Task goal
Count how many lines contain the word "подписывает". Respond with the number alone.
--- start of Data excerpts ---
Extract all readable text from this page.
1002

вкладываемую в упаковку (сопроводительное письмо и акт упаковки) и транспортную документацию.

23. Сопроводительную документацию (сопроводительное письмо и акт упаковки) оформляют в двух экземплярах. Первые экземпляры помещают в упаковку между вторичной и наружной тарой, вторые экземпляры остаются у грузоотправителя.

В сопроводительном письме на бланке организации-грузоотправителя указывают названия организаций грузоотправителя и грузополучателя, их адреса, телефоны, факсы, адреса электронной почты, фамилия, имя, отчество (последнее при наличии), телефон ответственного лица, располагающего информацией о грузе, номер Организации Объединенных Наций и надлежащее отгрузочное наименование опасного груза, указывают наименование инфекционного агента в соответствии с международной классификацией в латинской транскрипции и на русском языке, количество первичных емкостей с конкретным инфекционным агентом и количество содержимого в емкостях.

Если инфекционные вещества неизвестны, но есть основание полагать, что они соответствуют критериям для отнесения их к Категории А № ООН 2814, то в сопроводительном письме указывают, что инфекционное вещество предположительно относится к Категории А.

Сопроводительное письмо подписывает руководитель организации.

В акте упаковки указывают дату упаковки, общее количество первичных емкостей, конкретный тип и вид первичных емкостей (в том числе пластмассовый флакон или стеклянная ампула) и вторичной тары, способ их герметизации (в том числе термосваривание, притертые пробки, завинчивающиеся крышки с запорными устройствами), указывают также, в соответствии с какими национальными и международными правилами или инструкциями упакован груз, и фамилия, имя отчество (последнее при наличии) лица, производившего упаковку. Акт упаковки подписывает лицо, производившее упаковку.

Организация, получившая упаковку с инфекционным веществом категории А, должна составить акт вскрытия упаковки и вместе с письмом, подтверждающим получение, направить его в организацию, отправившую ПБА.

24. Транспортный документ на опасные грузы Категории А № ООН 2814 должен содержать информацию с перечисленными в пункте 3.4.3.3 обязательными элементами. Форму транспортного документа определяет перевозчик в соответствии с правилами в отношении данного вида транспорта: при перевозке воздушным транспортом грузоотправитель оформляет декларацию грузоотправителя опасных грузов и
--- end of Data excerpts ---
--- start of Data excerpts ---
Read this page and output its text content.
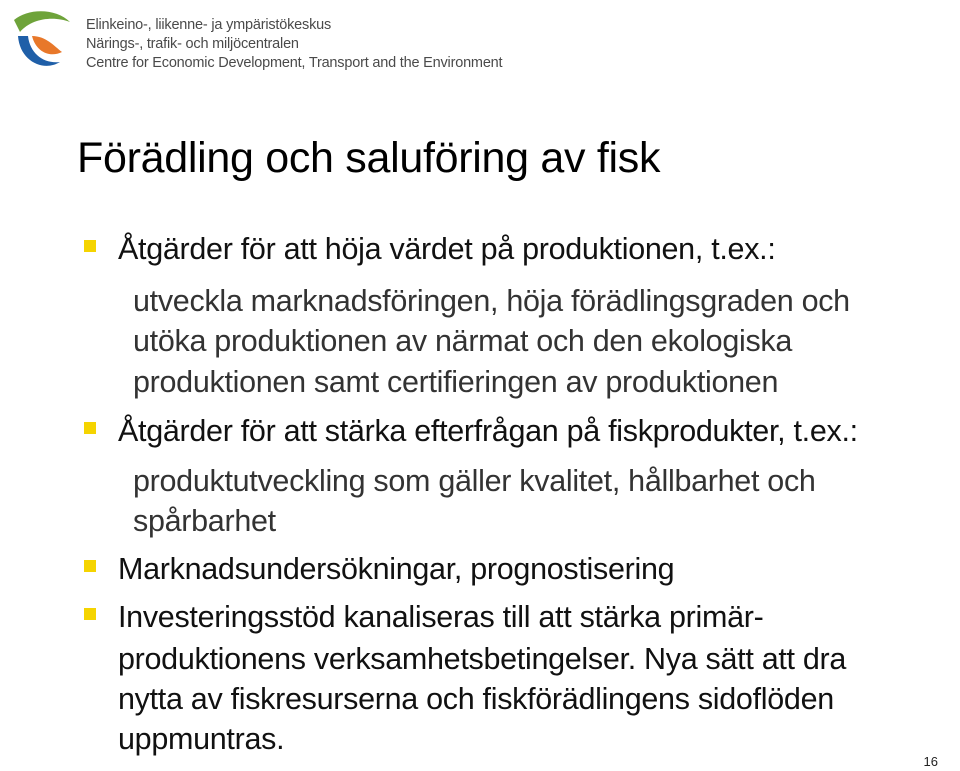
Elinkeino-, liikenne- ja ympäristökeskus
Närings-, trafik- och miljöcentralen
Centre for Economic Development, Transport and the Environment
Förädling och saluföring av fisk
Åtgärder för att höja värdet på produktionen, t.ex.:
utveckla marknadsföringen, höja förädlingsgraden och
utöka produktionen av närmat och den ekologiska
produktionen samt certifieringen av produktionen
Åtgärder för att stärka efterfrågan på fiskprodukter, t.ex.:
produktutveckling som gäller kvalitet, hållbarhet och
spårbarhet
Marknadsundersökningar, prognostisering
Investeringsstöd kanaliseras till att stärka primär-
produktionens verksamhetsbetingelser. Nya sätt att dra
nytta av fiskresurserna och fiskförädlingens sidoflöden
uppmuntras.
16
--- end of Data excerpts ---
Correct answer
2